• **Objective**: Where the line holding "Type out the text in this image." appears, start copying, and continue exactly through the last line of the listing, skipping pictures.

• **Records provided**:
+++

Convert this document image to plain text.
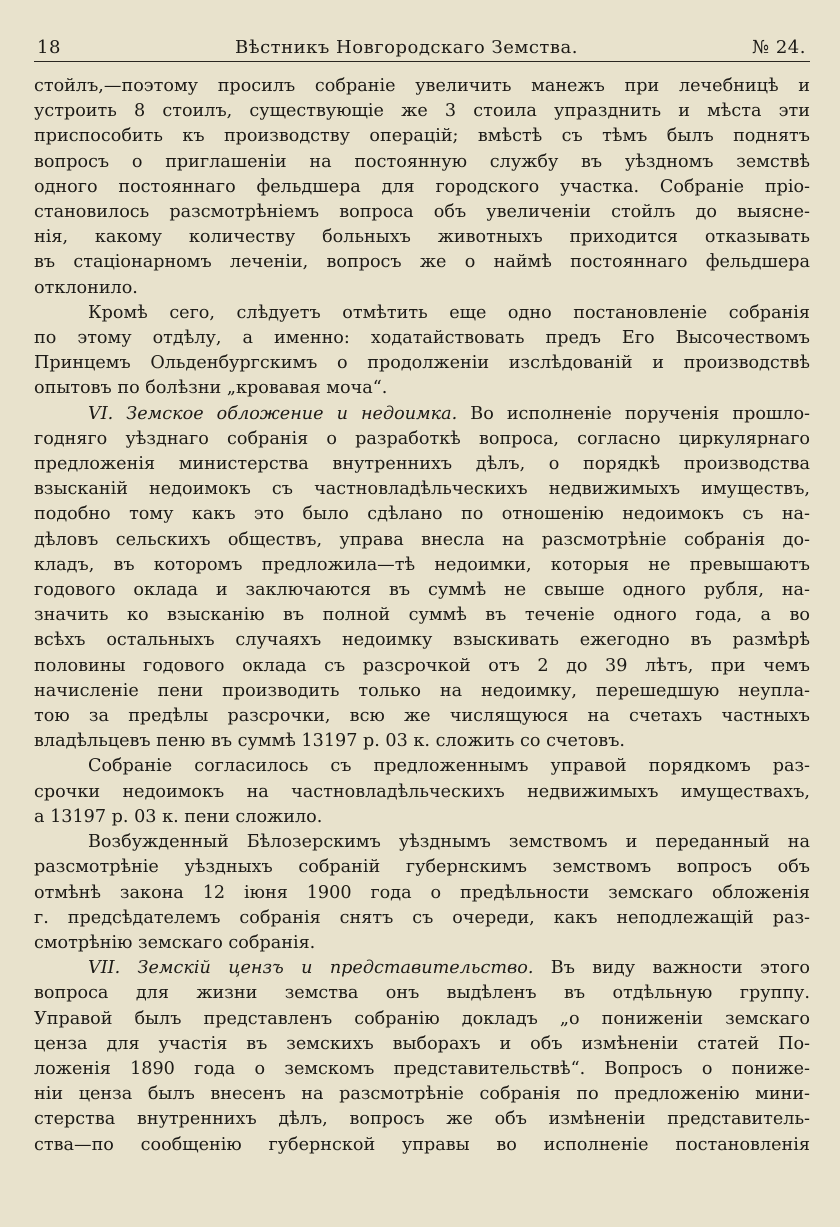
18	Вѣстникъ Новгородскаго Земства.	№ 24.
стойлъ,—поэтому просилъ собраніе увеличить манежъ при лечебницѣ и
устроить 8 стоилъ, существующіе же 3 стоила упразднить и мѣста эти
приспособить къ производству операцій; вмѣстѣ съ тѣмъ былъ поднятъ
вопросъ о приглашеніи на постоянную службу въ уѣздномъ земствѣ
одного постояннаго фельдшера для городского участка. Собраніе пріо-
становилось разсмотрѣніемъ вопроса объ увеличеніи стойлъ до выясне-
нія, какому количеству больныхъ животныхъ приходится отказывать
въ стаціонарномъ леченіи, вопросъ же о наймѣ постояннаго фельдшера
отклонило.
Кромѣ сего, слѣдуетъ отмѣтить еще одно постановленіе собранія
по этому отдѣлу, а именно: ходатайствовать предъ Его Высочествомъ
Принцемъ Ольденбургскимъ о продолженіи изслѣдованій и производствѣ
опытовъ по болѣзни „кровавая моча“.
VI. Земское обложение и недоимка. Во исполненіе порученія прошло-
годняго уѣзднаго собранія о разработкѣ вопроса, согласно циркулярнаго
предложенія министерства внутреннихъ дѣлъ, о порядкѣ производства
взысканій недоимокъ съ частновладѣльческихъ недвижимыхъ имуществъ,
подобно тому какъ это было сдѣлано по отношенію недоимокъ съ на-
дѣловъ сельскихъ обществъ, управа внесла на разсмотрѣніе собранія до-
кладъ, въ которомъ предложила—тѣ недоимки, которыя не превышаютъ
годового оклада и заключаются въ суммѣ не свыше одного рубля, на-
значить ко взысканію въ полной суммѣ въ теченіе одного года, а во
всѣхъ остальныхъ случаяхъ недоимку взыскивать ежегодно въ размѣрѣ
половины годового оклада съ разсрочкой отъ 2 до 39 лѣтъ, при чемъ
начисленіе пени производить только на недоимку, перешедшую неупла-
тою за предѣлы разсрочки, всю же числящуюся на счетахъ частныхъ
владѣльцевъ пеню въ суммѣ 13197 р. 03 к. сложить со счетовъ.
Собраніе согласилось съ предложеннымъ управой порядкомъ раз-
срочки недоимокъ на частновладѣльческихъ недвижимыхъ имуществахъ,
а 13197 р. 03 к. пени сложило.
Возбужденный Бѣлозерскимъ уѣзднымъ земствомъ и переданный на
разсмотрѣніе уѣздныхъ собраній губернскимъ земствомъ вопросъ объ
отмѣнѣ закона 12 іюня 1900 года о предѣльности земскаго обложенія
г. предсѣдателемъ собранія снятъ съ очереди, какъ неподлежащій раз-
смотрѣнію земскаго собранія.
VII. Земскій цензъ и представительство. Въ виду важности этого
вопроса для жизни земства онъ выдѣленъ въ отдѣльную группу.
Управой былъ представленъ собранію докладъ „о пониженіи земскаго
ценза для участія въ земскихъ выборахъ и объ измѣненіи статей По-
ложенія 1890 года о земскомъ представительствѣ“. Вопросъ о пониже-
ніи ценза былъ внесенъ на разсмотрѣніе собранія по предложенію мини-
стерства внутреннихъ дѣлъ, вопросъ же объ измѣненіи представитель-
ства—по сообщенію губернской управы во исполненіе постановленія
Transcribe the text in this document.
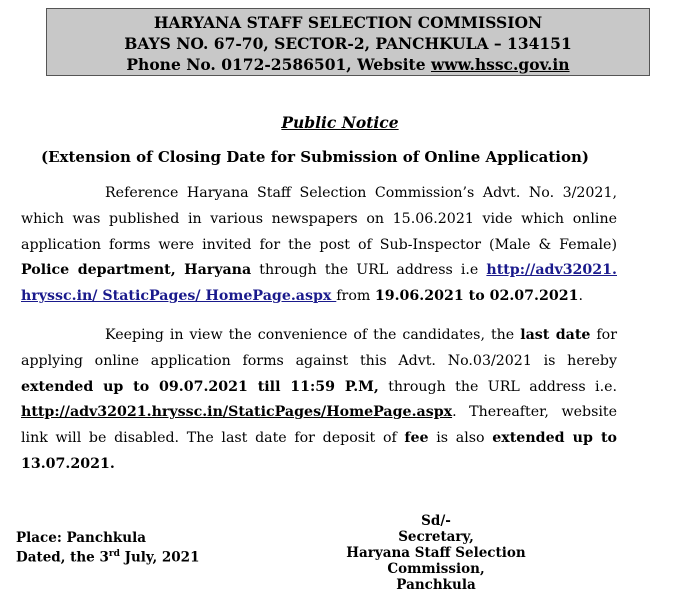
HARYANA STAFF SELECTION COMMISSION
BAYS NO. 67-70, SECTOR-2, PANCHKULA – 134151
Phone No. 0172-2586501, Website www.hssc.gov.in
Public Notice
(Extension of Closing Date for Submission of Online Application)
Reference Haryana Staff Selection Commission’s Advt. No. 3/2021, which was published in various newspapers on 15.06.2021 vide which online application forms were invited for the post of Sub-Inspector (Male & Female) Police department, Haryana through the URL address i.e http://adv32021. hryssc.in/ StaticPages/ HomePage.aspx from 19.06.2021 to 02.07.2021.
Keeping in view the convenience of the candidates, the last date for applying online application forms against this Advt. No.03/2021 is hereby extended up to 09.07.2021 till 11:59 P.M, through the URL address i.e. http://adv32021.hryssc.in/StaticPages/HomePage.aspx. Thereafter, website link will be disabled. The last date for deposit of fee is also extended up to 13.07.2021.
Place: Panchkula
Dated, the 3rd July, 2021
Sd/-
Secretary,
Haryana Staff Selection Commission,
Panchkula
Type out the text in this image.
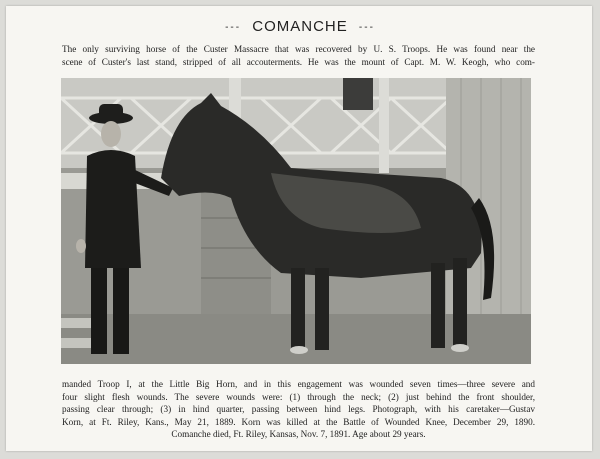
--- COMANCHE ---
The only surviving horse of the Custer Massacre that was recovered by U. S. Troops. He was found near the
scene of Custer's last stand, stripped of all accouterments. He was the mount of Capt. M. W. Keogh, who com-
manded Troop I, at the Little Big Horn, and in this engagement was wounded seven times—three severe and
four slight flesh wounds. The severe wounds were: (1) through the neck; (2) just behind the front shoulder,
passing clear through; (3) in hind quarter, passing between hind legs. Photograph, with his caretaker—Gustav
Korn, at Ft. Riley, Kans., May 21, 1889. Korn was killed at the Battle of Wounded Knee, December 29, 1890.
Comanche died, Ft. Riley, Kansas, Nov. 7, 1891. Age about 29 years.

+++

• **The answer**:
Type out the text in this image.
--- COMANCHE ---
The only surviving horse of the Custer Massacre that was recovered by U. S. Troops. He was found near the
scene of Custer's last stand, stripped of all accouterments. He was the mount of Capt. M. W. Keogh, who com-
manded Troop I, at the Little Big Horn, and in this engagement was wounded seven times—three severe and
four slight flesh wounds. The severe wounds were: (1) through the neck; (2) just behind the front shoulder,
passing clear through; (3) in hind quarter, passing between hind legs. Photograph, with his caretaker—Gustav
Korn, at Ft. Riley, Kans., May 21, 1889. Korn was killed at the Battle of Wounded Knee, December 29, 1890.
Comanche died, Ft. Riley, Kansas, Nov. 7, 1891. Age about 29 years.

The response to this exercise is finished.